What the exercise asks: Skip the pictures and repeat each line of the data exactly.

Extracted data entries
▬▬▬▬▬▬▬▬▬▬

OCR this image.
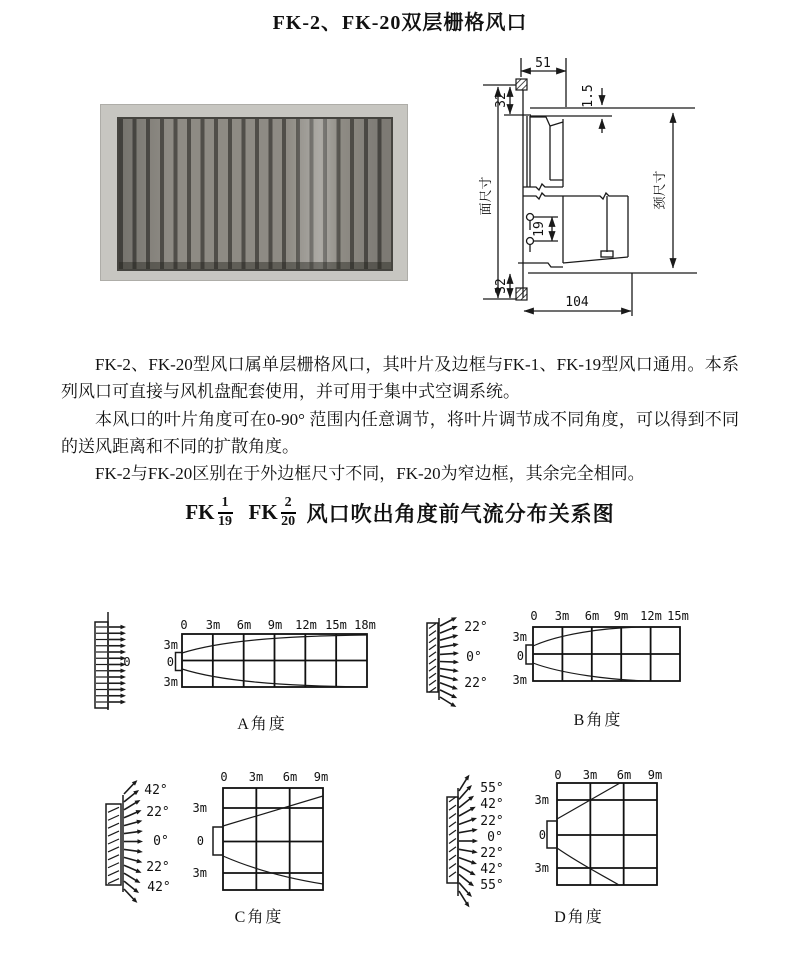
FK-2、FK-20双层栅格风口
51
32	1.5
19
32
104
面尺寸	颈尺寸

FK-2、FK-20型风口属单层栅格风口，其叶片及边框与FK-1、FK-19型风口通用。本系列风口可直接与风机盘配套使用，并可用于集中式空调系统。

本风口的叶片角度可在0-90° 范围内任意调节，将叶片调节成不同角度，可以得到不同的送风距离和不同的扩散角度。

FK-2与FK-20区别在于外边框尺寸不同，FK-20为窄边框，其余完全相同。

FK $\frac{1}{19}$ FK $\frac{2}{20}$ 风口吹出角度前气流分布关系图
0
0 3m 6m 9m 12m 15m 18m
3m
0
3m
A角度
22°
0°
22°
0 3m 6m 9m 12m 15m
3m
0
3m
B角度
42°
22°
0°
22°
42°
0 3m 6m 9m
3m
0
3m
C角度
55°
42°
22°
0°
22°
42°
55°
0 3m 6m 9m
3m
0
3m
D角度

▬▬▬▬▬▬▬▬▬▬

Expected output:
OCR this image.
FK-2、FK-20双层栅格风口
51
32	1.5
19
32
104
面尺寸	颈尺寸

FK-2、FK-20型风口属单层栅格风口，其叶片及边框与FK-1、FK-19型风口通用。本系列风口可直接与风机盘配套使用，并可用于集中式空调系统。

本风口的叶片角度可在0-90° 范围内任意调节，将叶片调节成不同角度，可以得到不同的送风距离和不同的扩散角度。

FK-2与FK-20区别在于外边框尺寸不同，FK-20为窄边框，其余完全相同。

FK $\frac{1}{19}$ FK $\frac{2}{20}$ 风口吹出角度前气流分布关系图
0
0 3m 6m 9m 12m 15m 18m
3m
0
3m
A角度
22°
0°
22°
0 3m 6m 9m 12m 15m
3m
0
3m
B角度
42°
22°
0°
22°
42°
0 3m 6m 9m
3m
0
3m
C角度
55°
42°
22°
0°
22°
42°
55°
0 3m 6m 9m
3m
0
3m
D角度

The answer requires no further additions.